─── Records for the exercise ───

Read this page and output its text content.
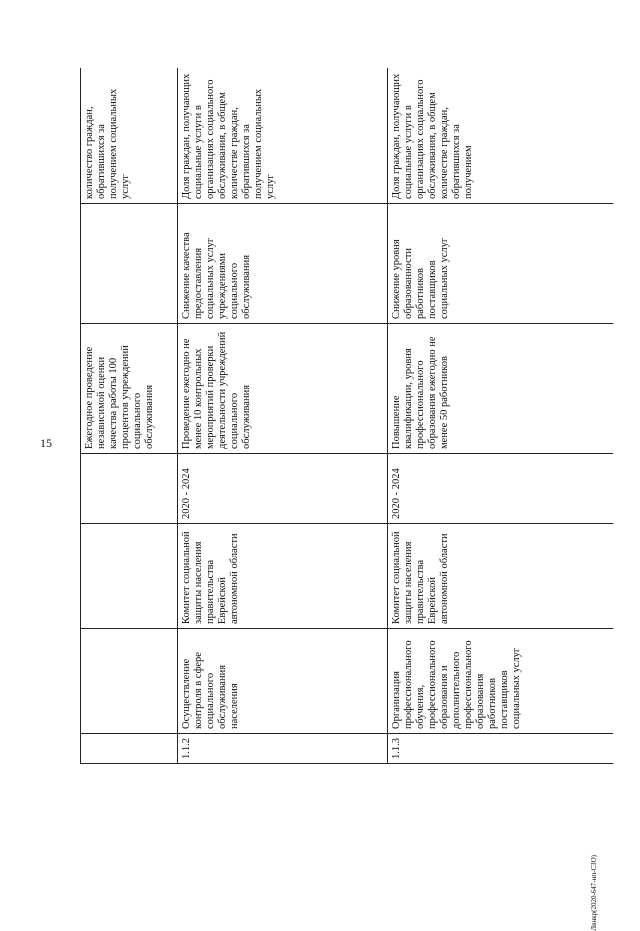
15
Лвнкр(2020-647-нп-СЗО)
				Ежегодное проведение независимой оценки качества работы 100 процентов учреждений социального обслуживания		количество граждан, обратившихся за получением социальных услуг
1.1.2	Осуществление контроля в сфере социального обслуживания населения	Комитет социальной защиты населения правительства Еврейской автономной области	2020 - 2024	Проведение ежегодно не менее 10 контрольных мероприятий проверки деятельности учреждений социального обслуживания	Снижение качества предоставления социальных услуг учреждениями социального обслуживания	Доля граждан, получающих социальные услуги в организациях социального обслуживания, в общем количестве граждан, обратившихся за получением социальных услуг
1.1.3	Организация профессионального обучения, профессионального образования и дополнительного профессионального образования работников поставщиков социальных услуг	Комитет социальной защиты населения правительства Еврейской автономной области	2020 - 2024	Повышение квалификации, уровня профессионального образования ежегодно не менее 50 работников	Снижение уровня образованности работников поставщиков социальных услуг	Доля граждан, получающих социальные услуги в организациях социального обслуживания, в общем количестве граждан, обратившихся за получением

───

[What needs to be done]
Exclude the pictures. Write out the remaining data exactly.

[Answer in full]
Read this page and output its text content.
15
Лвнкр(2020-647-нп-СЗО)
				Ежегодное проведение независимой оценки качества работы 100 процентов учреждений социального обслуживания		количество граждан, обратившихся за получением социальных услуг
1.1.2	Осуществление контроля в сфере социального обслуживания населения	Комитет социальной защиты населения правительства Еврейской автономной области	2020 - 2024	Проведение ежегодно не менее 10 контрольных мероприятий проверки деятельности учреждений социального обслуживания	Снижение качества предоставления социальных услуг учреждениями социального обслуживания	Доля граждан, получающих социальные услуги в организациях социального обслуживания, в общем количестве граждан, обратившихся за получением социальных услуг
1.1.3	Организация профессионального обучения, профессионального образования и дополнительного профессионального образования работников поставщиков социальных услуг	Комитет социальной защиты населения правительства Еврейской автономной области	2020 - 2024	Повышение квалификации, уровня профессионального образования ежегодно не менее 50 работников	Снижение уровня образованности работников поставщиков социальных услуг	Доля граждан, получающих социальные услуги в организациях социального обслуживания, в общем количестве граждан, обратившихся за получением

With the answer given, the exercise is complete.